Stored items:
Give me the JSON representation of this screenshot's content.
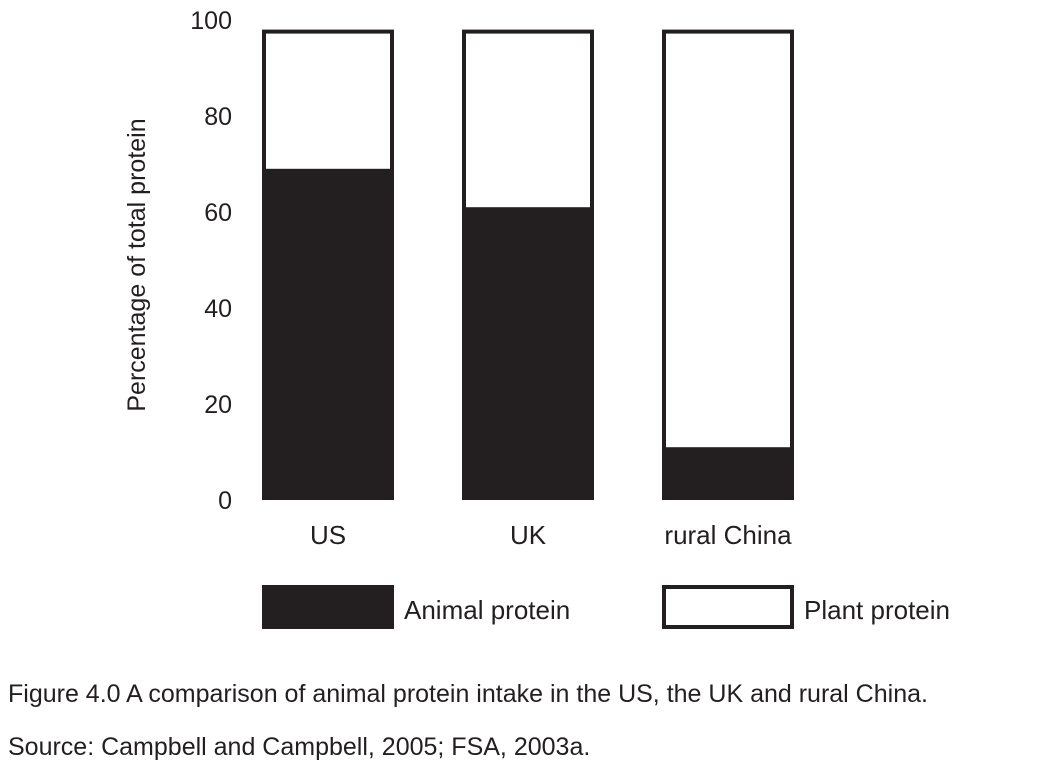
{
  "chart_data": {
    "type": "bar",
    "stacked": true,
    "categories": [
      "US",
      "UK",
      "rural China"
    ],
    "series": [
      {
        "name": "Animal protein",
        "values": [
          69,
          61,
          11
        ],
        "color": "#231f20"
      },
      {
        "name": "Plant protein",
        "values": [
          29,
          37,
          87
        ],
        "color": "#ffffff"
      }
    ],
    "ylabel": "Percentage of total protein",
    "ylim": [
      0,
      100
    ],
    "yticks": [
      "0",
      "20",
      "40",
      "60",
      "80",
      "100"
    ],
    "legend_position": "bottom",
    "grid": false
  },
  "caption": {
    "title": "Figure 4.0 A comparison of animal protein intake in the US, the UK and rural China.",
    "source": "Source: Campbell and Campbell, 2005; FSA, 2003a."
  },
  "colors": {
    "ink": "#231f20",
    "background": "#ffffff"
  }
}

* [Instructions for the task] Write out the entries above verbatim, without pictures.

* [The answer]
Give me the JSON representation of this screenshot's content.
{
  "chart_data": {
    "type": "bar",
    "stacked": true,
    "categories": [
      "US",
      "UK",
      "rural China"
    ],
    "series": [
      {
        "name": "Animal protein",
        "values": [
          69,
          61,
          11
        ],
        "color": "#231f20"
      },
      {
        "name": "Plant protein",
        "values": [
          29,
          37,
          87
        ],
        "color": "#ffffff"
      }
    ],
    "ylabel": "Percentage of total protein",
    "ylim": [
      0,
      100
    ],
    "yticks": [
      "0",
      "20",
      "40",
      "60",
      "80",
      "100"
    ],
    "legend_position": "bottom",
    "grid": false
  },
  "caption": {
    "title": "Figure 4.0 A comparison of animal protein intake in the US, the UK and rural China.",
    "source": "Source: Campbell and Campbell, 2005; FSA, 2003a."
  },
  "colors": {
    "ink": "#231f20",
    "background": "#ffffff"
  }
}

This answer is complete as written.